'''

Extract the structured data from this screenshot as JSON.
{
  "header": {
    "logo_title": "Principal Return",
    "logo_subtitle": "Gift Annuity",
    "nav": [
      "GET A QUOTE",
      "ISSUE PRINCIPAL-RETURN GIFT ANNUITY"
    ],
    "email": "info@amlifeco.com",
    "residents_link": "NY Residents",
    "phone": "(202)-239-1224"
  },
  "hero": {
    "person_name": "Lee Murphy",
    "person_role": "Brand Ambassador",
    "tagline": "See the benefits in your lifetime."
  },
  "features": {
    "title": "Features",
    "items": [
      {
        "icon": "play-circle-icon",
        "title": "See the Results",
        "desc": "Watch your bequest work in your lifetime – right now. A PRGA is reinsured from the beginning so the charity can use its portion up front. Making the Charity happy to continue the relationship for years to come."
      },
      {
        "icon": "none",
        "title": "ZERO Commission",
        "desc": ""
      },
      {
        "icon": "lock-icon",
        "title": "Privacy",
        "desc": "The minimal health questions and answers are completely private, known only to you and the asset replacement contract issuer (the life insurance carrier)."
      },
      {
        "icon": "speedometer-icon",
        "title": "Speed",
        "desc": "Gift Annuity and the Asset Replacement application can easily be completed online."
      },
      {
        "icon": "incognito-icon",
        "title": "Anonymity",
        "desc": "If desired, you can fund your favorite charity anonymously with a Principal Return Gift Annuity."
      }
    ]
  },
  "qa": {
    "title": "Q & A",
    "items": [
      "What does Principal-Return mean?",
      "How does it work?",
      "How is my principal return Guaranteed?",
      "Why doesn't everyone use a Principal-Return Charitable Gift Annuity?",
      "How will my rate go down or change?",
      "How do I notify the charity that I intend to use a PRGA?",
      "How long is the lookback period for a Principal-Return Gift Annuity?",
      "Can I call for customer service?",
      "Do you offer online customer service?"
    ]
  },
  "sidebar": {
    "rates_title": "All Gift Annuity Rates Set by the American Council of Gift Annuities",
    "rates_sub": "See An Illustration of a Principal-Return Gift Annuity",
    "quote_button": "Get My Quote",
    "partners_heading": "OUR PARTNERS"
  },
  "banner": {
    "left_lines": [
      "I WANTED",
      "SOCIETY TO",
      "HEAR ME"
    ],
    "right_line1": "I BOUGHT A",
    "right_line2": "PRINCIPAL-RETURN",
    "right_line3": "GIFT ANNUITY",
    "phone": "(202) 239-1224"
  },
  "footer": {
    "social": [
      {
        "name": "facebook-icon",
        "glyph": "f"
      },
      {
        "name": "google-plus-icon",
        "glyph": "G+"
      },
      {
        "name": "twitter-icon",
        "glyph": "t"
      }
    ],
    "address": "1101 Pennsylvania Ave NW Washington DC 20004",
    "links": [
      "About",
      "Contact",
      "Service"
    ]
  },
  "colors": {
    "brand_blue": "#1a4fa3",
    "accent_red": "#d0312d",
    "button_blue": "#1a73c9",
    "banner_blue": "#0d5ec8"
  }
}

'''

Reproduce the whole listing word for word.

Extract the structured data from this screenshot as JSON.
{
  "header": {
    "logo_title": "Principal Return",
    "logo_subtitle": "Gift Annuity",
    "nav": [
      "GET A QUOTE",
      "ISSUE PRINCIPAL-RETURN GIFT ANNUITY"
    ],
    "email": "info@amlifeco.com",
    "residents_link": "NY Residents",
    "phone": "(202)-239-1224"
  },
  "hero": {
    "person_name": "Lee Murphy",
    "person_role": "Brand Ambassador",
    "tagline": "See the benefits in your lifetime."
  },
  "features": {
    "title": "Features",
    "items": [
      {
        "icon": "play-circle-icon",
        "title": "See the Results",
        "desc": "Watch your bequest work in your lifetime – right now. A PRGA is reinsured from the beginning so the charity can use its portion up front. Making the Charity happy to continue the relationship for years to come."
      },
      {
        "icon": "none",
        "title": "ZERO Commission",
        "desc": ""
      },
      {
        "icon": "lock-icon",
        "title": "Privacy",
        "desc": "The minimal health questions and answers are completely private, known only to you and the asset replacement contract issuer (the life insurance carrier)."
      },
      {
        "icon": "speedometer-icon",
        "title": "Speed",
        "desc": "Gift Annuity and the Asset Replacement application can easily be completed online."
      },
      {
        "icon": "incognito-icon",
        "title": "Anonymity",
        "desc": "If desired, you can fund your favorite charity anonymously with a Principal Return Gift Annuity."
      }
    ]
  },
  "qa": {
    "title": "Q & A",
    "items": [
      "What does Principal-Return mean?",
      "How does it work?",
      "How is my principal return Guaranteed?",
      "Why doesn't everyone use a Principal-Return Charitable Gift Annuity?",
      "How will my rate go down or change?",
      "How do I notify the charity that I intend to use a PRGA?",
      "How long is the lookback period for a Principal-Return Gift Annuity?",
      "Can I call for customer service?",
      "Do you offer online customer service?"
    ]
  },
  "sidebar": {
    "rates_title": "All Gift Annuity Rates Set by the American Council of Gift Annuities",
    "rates_sub": "See An Illustration of a Principal-Return Gift Annuity",
    "quote_button": "Get My Quote",
    "partners_heading": "OUR PARTNERS"
  },
  "banner": {
    "left_lines": [
      "I WANTED",
      "SOCIETY TO",
      "HEAR ME"
    ],
    "right_line1": "I BOUGHT A",
    "right_line2": "PRINCIPAL-RETURN",
    "right_line3": "GIFT ANNUITY",
    "phone": "(202) 239-1224"
  },
  "footer": {
    "social": [
      {
        "name": "facebook-icon",
        "glyph": "f"
      },
      {
        "name": "google-plus-icon",
        "glyph": "G+"
      },
      {
        "name": "twitter-icon",
        "glyph": "t"
      }
    ],
    "address": "1101 Pennsylvania Ave NW Washington DC 20004",
    "links": [
      "About",
      "Contact",
      "Service"
    ]
  },
  "colors": {
    "brand_blue": "#1a4fa3",
    "accent_red": "#d0312d",
    "button_blue": "#1a73c9",
    "banner_blue": "#0d5ec8"
  }
}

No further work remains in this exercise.